*Written problem*: Tally the lines of the listing that contain the word "hatch", then give the total and nothing else.

*Data section*:
──────────────────────────────
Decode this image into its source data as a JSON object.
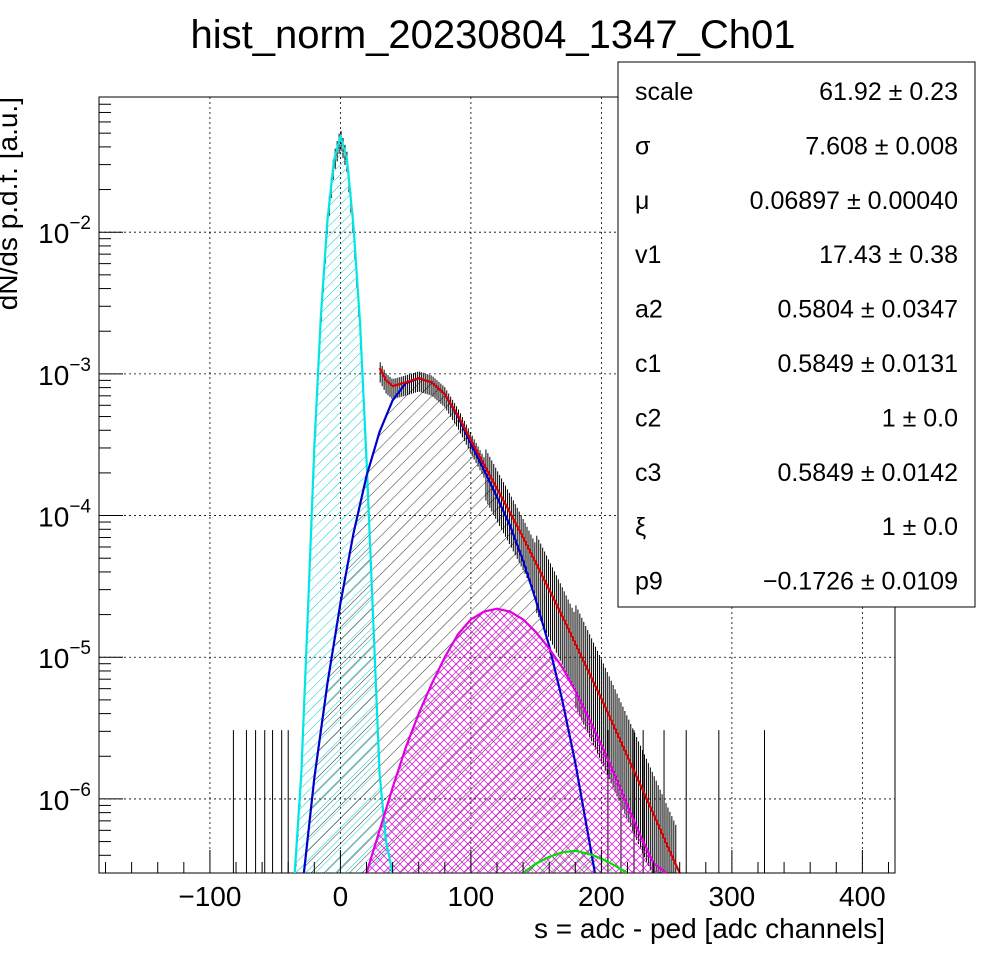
{
  "chart_data": {
    "type": "line",
    "title": "hist_norm_20230804_1347_Ch01",
    "xlabel": "s = adc - ped [adc channels]",
    "ylabel": "dN/ds p.d.f. [a.u.]",
    "xlim": [
      -185,
      425
    ],
    "ylim": [
      3e-07,
      0.09
    ],
    "yscale": "log",
    "grid": true,
    "x_ticks": [
      {
        "value": -100,
        "label": "−100"
      },
      {
        "value": 0,
        "label": "0"
      },
      {
        "value": 100,
        "label": "100"
      },
      {
        "value": 200,
        "label": "200"
      },
      {
        "value": 300,
        "label": "300"
      },
      {
        "value": 400,
        "label": "400"
      }
    ],
    "y_ticks": [
      {
        "value": 1e-06,
        "mantissa": "10",
        "exp": "−6"
      },
      {
        "value": 1e-05,
        "mantissa": "10",
        "exp": "−5"
      },
      {
        "value": 0.0001,
        "mantissa": "10",
        "exp": "−4"
      },
      {
        "value": 0.001,
        "mantissa": "10",
        "exp": "−3"
      },
      {
        "value": 0.01,
        "mantissa": "10",
        "exp": "−2"
      }
    ],
    "series": [
      {
        "color": "#00e5e5",
        "hatch": "cyan",
        "x": [
          -35,
          -30,
          -25,
          -20,
          -15,
          -10,
          -5,
          0,
          5,
          10,
          15,
          20,
          25,
          30,
          35,
          40
        ],
        "values": [
          3e-07,
          1.5e-06,
          2e-05,
          0.0003,
          0.0025,
          0.012,
          0.032,
          0.048,
          0.033,
          0.011,
          0.0023,
          0.00025,
          2e-05,
          1.5e-06,
          5e-07,
          3e-07
        ]
      },
      {
        "color": "#0000cc",
        "hatch": "black",
        "x": [
          -28,
          -20,
          -10,
          0,
          10,
          20,
          30,
          40,
          50,
          60,
          70,
          80,
          90,
          100,
          110,
          120,
          130,
          140,
          150,
          160,
          170,
          180,
          190,
          195
        ],
        "values": [
          3e-07,
          1.4e-06,
          6.5e-06,
          2.4e-05,
          7.5e-05,
          0.00019,
          0.00039,
          0.00065,
          0.00086,
          0.00093,
          0.00087,
          0.00072,
          0.0005,
          0.00032,
          0.00021,
          0.000135,
          8.5e-05,
          4.8e-05,
          2.5e-05,
          1.2e-05,
          5e-06,
          1.8e-06,
          5.5e-07,
          3e-07
        ]
      },
      {
        "color": "#e000e0",
        "hatch": "magenta",
        "x": [
          20,
          30,
          40,
          50,
          60,
          70,
          80,
          90,
          100,
          110,
          120,
          130,
          140,
          150,
          160,
          170,
          180,
          190,
          200,
          210,
          220,
          230,
          240,
          250
        ],
        "values": [
          3e-07,
          6e-07,
          1.2e-06,
          2.3e-06,
          4e-06,
          6.5e-06,
          1e-05,
          1.45e-05,
          1.85e-05,
          2.1e-05,
          2.2e-05,
          2.1e-05,
          1.85e-05,
          1.5e-05,
          1.15e-05,
          8.5e-06,
          5.8e-06,
          3.8e-06,
          2.4e-06,
          1.5e-06,
          9e-07,
          5.5e-07,
          3.5e-07,
          3e-07
        ]
      },
      {
        "color": "#00dd00",
        "hatch": "green",
        "x": [
          140,
          150,
          160,
          170,
          180,
          190,
          200,
          210,
          220
        ],
        "values": [
          3e-07,
          3.5e-07,
          3.9e-07,
          4.2e-07,
          4.3e-07,
          4.1e-07,
          3.8e-07,
          3.4e-07,
          3e-07
        ]
      },
      {
        "color": "#dd0000",
        "x": [
          30,
          35,
          40,
          50,
          60,
          70,
          80,
          90,
          100,
          110,
          120,
          130,
          140,
          150,
          160,
          170,
          180,
          190,
          200,
          210,
          220,
          230,
          240,
          250,
          260
        ],
        "values": [
          0.0011,
          0.0009,
          0.00082,
          0.00087,
          0.00093,
          0.00087,
          0.00072,
          0.00051,
          0.00034,
          0.00023,
          0.000155,
          0.000105,
          7e-05,
          4.6e-05,
          3e-05,
          1.95e-05,
          1.25e-05,
          8e-06,
          5.1e-06,
          3.2e-06,
          2e-06,
          1.25e-06,
          7.8e-07,
          4.8e-07,
          3e-07
        ]
      }
    ]
  },
  "stats_box": {
    "rows": [
      {
        "name": "scale",
        "value": "61.92 ± 0.23"
      },
      {
        "name": "σ",
        "value": "7.608 ± 0.008"
      },
      {
        "name": "μ",
        "value": "0.06897 ± 0.00040"
      },
      {
        "name": "v1",
        "value": "17.43 ± 0.38"
      },
      {
        "name": "a2",
        "value": "0.5804 ± 0.0347"
      },
      {
        "name": "c1",
        "value": "0.5849 ± 0.0131"
      },
      {
        "name": "c2",
        "value": "1 ± 0.0"
      },
      {
        "name": "c3",
        "value": "0.5849 ± 0.0142"
      },
      {
        "name": "ξ",
        "value": "1 ± 0.0"
      },
      {
        "name": "p9",
        "value": "−0.1726 ± 0.0109"
      }
    ]
  }
}
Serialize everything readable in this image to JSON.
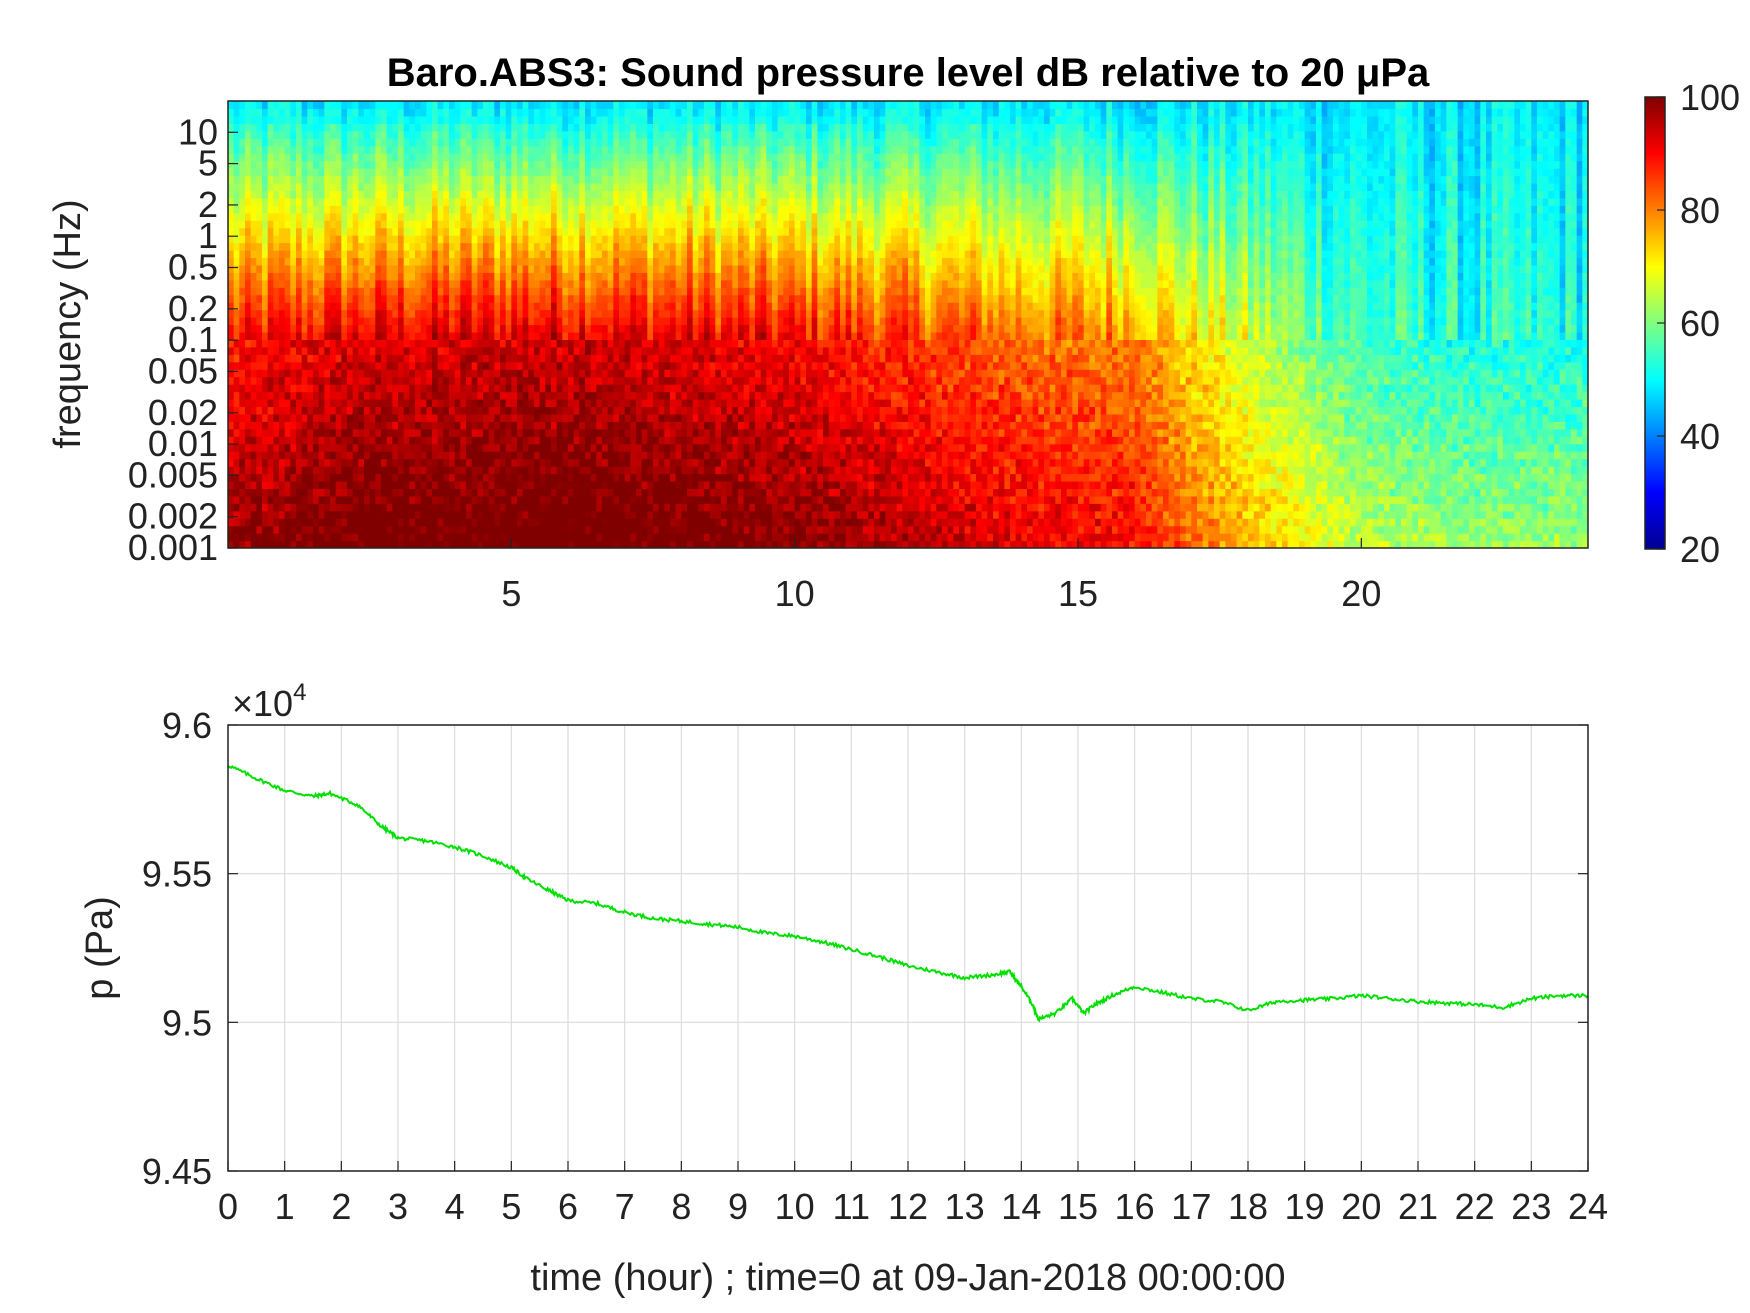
{
  "chart_data": [
    {
      "type": "heatmap",
      "title": "Baro.ABS3: Sound pressure level dB relative to 20 μPa",
      "xlabel": "",
      "ylabel": "frequency (Hz)",
      "x_ticks": [
        5,
        10,
        15,
        20
      ],
      "xlim": [
        0,
        24
      ],
      "y_ticks": [
        10,
        5,
        2,
        1,
        0.5,
        0.2,
        0.1,
        0.05,
        0.02,
        0.01,
        0.005,
        0.002,
        0.001
      ],
      "y_tick_labels": [
        "10",
        "5",
        "2",
        "1",
        "0.5",
        "0.2",
        "0.1",
        "0.05",
        "0.02",
        "0.01",
        "0.005",
        "0.002",
        "0.001"
      ],
      "ylim": [
        0.001,
        20
      ],
      "y_scale": "log",
      "colorbar": {
        "ticks": [
          100,
          80,
          60,
          40,
          20
        ],
        "range": [
          20,
          100
        ],
        "colormap": "jet"
      },
      "description_values": {
        "hours": [
          0,
          2,
          4,
          6,
          8,
          10,
          12,
          14,
          16,
          17,
          18,
          20,
          22,
          24
        ],
        "level_at_0_1Hz": [
          88,
          92,
          93,
          94,
          92,
          90,
          86,
          82,
          80,
          72,
          66,
          55,
          52,
          52
        ]
      }
    },
    {
      "type": "line",
      "title": "",
      "xlabel": "time (hour) ; time=0 at 09-Jan-2018 00:00:00",
      "ylabel": "p (Pa)",
      "y_multiplier": "×10",
      "y_multiplier_exp": "4",
      "x_ticks": [
        0,
        1,
        2,
        3,
        4,
        5,
        6,
        7,
        8,
        9,
        10,
        11,
        12,
        13,
        14,
        15,
        16,
        17,
        18,
        19,
        20,
        21,
        22,
        23,
        24
      ],
      "y_ticks": [
        9.6,
        9.55,
        9.5,
        9.45
      ],
      "y_tick_labels": [
        "9.6",
        "9.55",
        "9.5",
        "9.45"
      ],
      "xlim": [
        0,
        24
      ],
      "ylim": [
        9.45,
        9.6
      ],
      "grid": true,
      "series": [
        {
          "color": "#00e000",
          "x": [
            0,
            0.5,
            1,
            1.5,
            1.8,
            2.3,
            2.7,
            3,
            3.5,
            4,
            4.5,
            5,
            5.3,
            5.7,
            6,
            6.5,
            7,
            7.5,
            8,
            8.5,
            9,
            9.5,
            10,
            10.5,
            11,
            11.5,
            12,
            12.5,
            13,
            13.5,
            13.8,
            14.0,
            14.2,
            14.3,
            14.6,
            14.9,
            15.1,
            15.3,
            15.6,
            16.0,
            16.5,
            17,
            17.5,
            18,
            18.5,
            19,
            19.5,
            20,
            20.5,
            21,
            21.5,
            22,
            22.5,
            23,
            23.5,
            24
          ],
          "y": [
            9.5865,
            9.582,
            9.578,
            9.576,
            9.577,
            9.573,
            9.566,
            9.562,
            9.561,
            9.559,
            9.556,
            9.552,
            9.548,
            9.544,
            9.541,
            9.54,
            9.537,
            9.535,
            9.534,
            9.533,
            9.532,
            9.53,
            9.529,
            9.527,
            9.5245,
            9.522,
            9.519,
            9.517,
            9.515,
            9.516,
            9.517,
            9.512,
            9.506,
            9.501,
            9.503,
            9.508,
            9.503,
            9.506,
            9.509,
            9.512,
            9.51,
            9.508,
            9.507,
            9.504,
            9.507,
            9.5075,
            9.508,
            9.509,
            9.508,
            9.507,
            9.5065,
            9.506,
            9.505,
            9.508,
            9.509,
            9.509
          ]
        }
      ]
    }
  ]
}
──────────────────────────────
*Exercise answer*: 4